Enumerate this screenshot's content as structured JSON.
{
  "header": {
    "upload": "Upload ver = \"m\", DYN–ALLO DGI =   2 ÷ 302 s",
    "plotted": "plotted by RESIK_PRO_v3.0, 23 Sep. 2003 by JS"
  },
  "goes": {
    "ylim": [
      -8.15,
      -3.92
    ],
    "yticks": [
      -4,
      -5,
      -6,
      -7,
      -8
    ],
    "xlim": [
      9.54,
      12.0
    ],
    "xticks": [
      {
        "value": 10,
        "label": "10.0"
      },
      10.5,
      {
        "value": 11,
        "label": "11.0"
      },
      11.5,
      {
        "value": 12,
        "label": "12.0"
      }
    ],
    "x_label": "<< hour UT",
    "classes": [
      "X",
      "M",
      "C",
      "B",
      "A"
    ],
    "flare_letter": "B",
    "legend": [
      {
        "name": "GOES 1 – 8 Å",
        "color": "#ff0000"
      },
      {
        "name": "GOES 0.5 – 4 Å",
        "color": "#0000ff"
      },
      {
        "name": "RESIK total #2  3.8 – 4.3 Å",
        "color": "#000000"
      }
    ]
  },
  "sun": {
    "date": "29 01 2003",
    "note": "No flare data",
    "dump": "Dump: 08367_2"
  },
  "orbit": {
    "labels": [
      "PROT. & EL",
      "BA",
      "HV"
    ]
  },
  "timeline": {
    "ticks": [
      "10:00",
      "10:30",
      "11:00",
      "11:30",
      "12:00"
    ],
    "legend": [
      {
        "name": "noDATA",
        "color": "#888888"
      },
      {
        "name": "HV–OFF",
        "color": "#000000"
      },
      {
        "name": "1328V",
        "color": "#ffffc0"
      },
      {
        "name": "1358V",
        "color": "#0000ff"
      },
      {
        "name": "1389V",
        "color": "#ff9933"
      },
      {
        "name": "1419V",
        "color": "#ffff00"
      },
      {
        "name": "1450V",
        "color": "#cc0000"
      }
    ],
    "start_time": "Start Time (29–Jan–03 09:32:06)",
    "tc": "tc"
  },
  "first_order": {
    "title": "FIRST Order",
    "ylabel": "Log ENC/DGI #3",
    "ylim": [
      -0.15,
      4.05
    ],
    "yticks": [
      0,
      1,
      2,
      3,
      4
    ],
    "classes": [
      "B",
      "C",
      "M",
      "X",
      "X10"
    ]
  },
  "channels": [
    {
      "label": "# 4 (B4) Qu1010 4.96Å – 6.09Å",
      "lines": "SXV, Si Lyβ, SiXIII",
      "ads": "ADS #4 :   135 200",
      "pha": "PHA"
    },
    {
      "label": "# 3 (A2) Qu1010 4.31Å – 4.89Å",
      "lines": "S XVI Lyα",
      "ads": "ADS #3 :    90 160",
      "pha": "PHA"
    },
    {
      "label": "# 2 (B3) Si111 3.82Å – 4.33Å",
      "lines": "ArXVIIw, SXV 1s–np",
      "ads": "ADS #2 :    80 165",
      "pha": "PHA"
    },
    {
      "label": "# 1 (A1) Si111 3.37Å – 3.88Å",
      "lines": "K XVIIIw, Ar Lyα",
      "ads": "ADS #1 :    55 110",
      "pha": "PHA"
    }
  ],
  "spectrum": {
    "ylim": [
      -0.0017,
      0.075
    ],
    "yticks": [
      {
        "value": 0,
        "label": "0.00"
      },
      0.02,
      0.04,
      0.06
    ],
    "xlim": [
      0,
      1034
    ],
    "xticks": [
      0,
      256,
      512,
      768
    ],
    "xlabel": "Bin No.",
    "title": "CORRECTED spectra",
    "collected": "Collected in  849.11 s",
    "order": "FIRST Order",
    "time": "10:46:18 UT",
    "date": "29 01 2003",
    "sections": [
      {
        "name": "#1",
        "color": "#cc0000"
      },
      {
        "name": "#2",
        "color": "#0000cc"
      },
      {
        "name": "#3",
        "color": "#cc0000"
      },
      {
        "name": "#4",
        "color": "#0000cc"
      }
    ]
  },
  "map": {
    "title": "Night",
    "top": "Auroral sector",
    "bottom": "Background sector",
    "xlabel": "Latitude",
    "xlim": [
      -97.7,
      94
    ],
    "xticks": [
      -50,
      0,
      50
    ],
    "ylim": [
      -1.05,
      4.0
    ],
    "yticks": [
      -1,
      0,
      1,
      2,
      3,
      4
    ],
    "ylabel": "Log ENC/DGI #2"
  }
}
○ ○ ○ ○ ○ ○ ○
# [Exercise objective]
Every entry above should be retyped exactly as shown.

# [Solution below]
Enumerate this screenshot's content as structured JSON.
{
  "header": {
    "upload": "Upload ver = \"m\", DYN–ALLO DGI =   2 ÷ 302 s",
    "plotted": "plotted by RESIK_PRO_v3.0, 23 Sep. 2003 by JS"
  },
  "goes": {
    "ylim": [
      -8.15,
      -3.92
    ],
    "yticks": [
      -4,
      -5,
      -6,
      -7,
      -8
    ],
    "xlim": [
      9.54,
      12.0
    ],
    "xticks": [
      {
        "value": 10,
        "label": "10.0"
      },
      10.5,
      {
        "value": 11,
        "label": "11.0"
      },
      11.5,
      {
        "value": 12,
        "label": "12.0"
      }
    ],
    "x_label": "<< hour UT",
    "classes": [
      "X",
      "M",
      "C",
      "B",
      "A"
    ],
    "flare_letter": "B",
    "legend": [
      {
        "name": "GOES 1 – 8 Å",
        "color": "#ff0000"
      },
      {
        "name": "GOES 0.5 – 4 Å",
        "color": "#0000ff"
      },
      {
        "name": "RESIK total #2  3.8 – 4.3 Å",
        "color": "#000000"
      }
    ]
  },
  "sun": {
    "date": "29 01 2003",
    "note": "No flare data",
    "dump": "Dump: 08367_2"
  },
  "orbit": {
    "labels": [
      "PROT. & EL",
      "BA",
      "HV"
    ]
  },
  "timeline": {
    "ticks": [
      "10:00",
      "10:30",
      "11:00",
      "11:30",
      "12:00"
    ],
    "legend": [
      {
        "name": "noDATA",
        "color": "#888888"
      },
      {
        "name": "HV–OFF",
        "color": "#000000"
      },
      {
        "name": "1328V",
        "color": "#ffffc0"
      },
      {
        "name": "1358V",
        "color": "#0000ff"
      },
      {
        "name": "1389V",
        "color": "#ff9933"
      },
      {
        "name": "1419V",
        "color": "#ffff00"
      },
      {
        "name": "1450V",
        "color": "#cc0000"
      }
    ],
    "start_time": "Start Time (29–Jan–03 09:32:06)",
    "tc": "tc"
  },
  "first_order": {
    "title": "FIRST Order",
    "ylabel": "Log ENC/DGI #3",
    "ylim": [
      -0.15,
      4.05
    ],
    "yticks": [
      0,
      1,
      2,
      3,
      4
    ],
    "classes": [
      "B",
      "C",
      "M",
      "X",
      "X10"
    ]
  },
  "channels": [
    {
      "label": "# 4 (B4) Qu1010 4.96Å – 6.09Å",
      "lines": "SXV, Si Lyβ, SiXIII",
      "ads": "ADS #4 :   135 200",
      "pha": "PHA"
    },
    {
      "label": "# 3 (A2) Qu1010 4.31Å – 4.89Å",
      "lines": "S XVI Lyα",
      "ads": "ADS #3 :    90 160",
      "pha": "PHA"
    },
    {
      "label": "# 2 (B3) Si111 3.82Å – 4.33Å",
      "lines": "ArXVIIw, SXV 1s–np",
      "ads": "ADS #2 :    80 165",
      "pha": "PHA"
    },
    {
      "label": "# 1 (A1) Si111 3.37Å – 3.88Å",
      "lines": "K XVIIIw, Ar Lyα",
      "ads": "ADS #1 :    55 110",
      "pha": "PHA"
    }
  ],
  "spectrum": {
    "ylim": [
      -0.0017,
      0.075
    ],
    "yticks": [
      {
        "value": 0,
        "label": "0.00"
      },
      0.02,
      0.04,
      0.06
    ],
    "xlim": [
      0,
      1034
    ],
    "xticks": [
      0,
      256,
      512,
      768
    ],
    "xlabel": "Bin No.",
    "title": "CORRECTED spectra",
    "collected": "Collected in  849.11 s",
    "order": "FIRST Order",
    "time": "10:46:18 UT",
    "date": "29 01 2003",
    "sections": [
      {
        "name": "#1",
        "color": "#cc0000"
      },
      {
        "name": "#2",
        "color": "#0000cc"
      },
      {
        "name": "#3",
        "color": "#cc0000"
      },
      {
        "name": "#4",
        "color": "#0000cc"
      }
    ]
  },
  "map": {
    "title": "Night",
    "top": "Auroral sector",
    "bottom": "Background sector",
    "xlabel": "Latitude",
    "xlim": [
      -97.7,
      94
    ],
    "xticks": [
      -50,
      0,
      50
    ],
    "ylim": [
      -1.05,
      4.0
    ],
    "yticks": [
      -1,
      0,
      1,
      2,
      3,
      4
    ],
    "ylabel": "Log ENC/DGI #2"
  }
}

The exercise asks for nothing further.